§ **TO DO**
Count up the lines in the following listing that hold the word "plots", then give only that count.

§ **SUPPLIED MATERIAL**
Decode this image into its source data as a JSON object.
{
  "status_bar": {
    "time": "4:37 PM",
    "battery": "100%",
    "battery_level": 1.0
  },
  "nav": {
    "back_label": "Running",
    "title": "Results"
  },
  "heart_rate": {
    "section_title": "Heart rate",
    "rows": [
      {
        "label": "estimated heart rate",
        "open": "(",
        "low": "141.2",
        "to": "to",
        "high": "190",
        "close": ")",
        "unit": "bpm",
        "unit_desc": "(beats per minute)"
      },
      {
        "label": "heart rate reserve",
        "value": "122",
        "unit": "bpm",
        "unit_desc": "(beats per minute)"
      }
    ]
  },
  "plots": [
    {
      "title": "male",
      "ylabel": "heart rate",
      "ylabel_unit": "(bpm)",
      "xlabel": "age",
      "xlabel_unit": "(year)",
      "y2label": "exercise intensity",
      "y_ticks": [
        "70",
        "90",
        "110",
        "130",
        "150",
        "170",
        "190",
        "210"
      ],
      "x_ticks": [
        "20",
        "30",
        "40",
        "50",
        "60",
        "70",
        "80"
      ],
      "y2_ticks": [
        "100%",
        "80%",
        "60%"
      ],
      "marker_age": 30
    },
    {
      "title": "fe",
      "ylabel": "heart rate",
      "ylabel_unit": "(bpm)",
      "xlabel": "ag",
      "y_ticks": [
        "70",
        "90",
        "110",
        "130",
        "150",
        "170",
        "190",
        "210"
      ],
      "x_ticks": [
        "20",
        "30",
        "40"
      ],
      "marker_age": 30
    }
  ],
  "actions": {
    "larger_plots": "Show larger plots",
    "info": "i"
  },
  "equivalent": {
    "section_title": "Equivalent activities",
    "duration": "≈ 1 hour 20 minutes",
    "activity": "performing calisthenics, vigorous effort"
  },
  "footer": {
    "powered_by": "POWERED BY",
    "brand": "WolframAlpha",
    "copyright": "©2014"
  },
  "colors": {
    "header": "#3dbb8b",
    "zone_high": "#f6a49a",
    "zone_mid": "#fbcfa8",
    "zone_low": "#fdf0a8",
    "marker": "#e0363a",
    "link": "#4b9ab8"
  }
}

§ **SOLUTION TO THIS PROBLEM**
2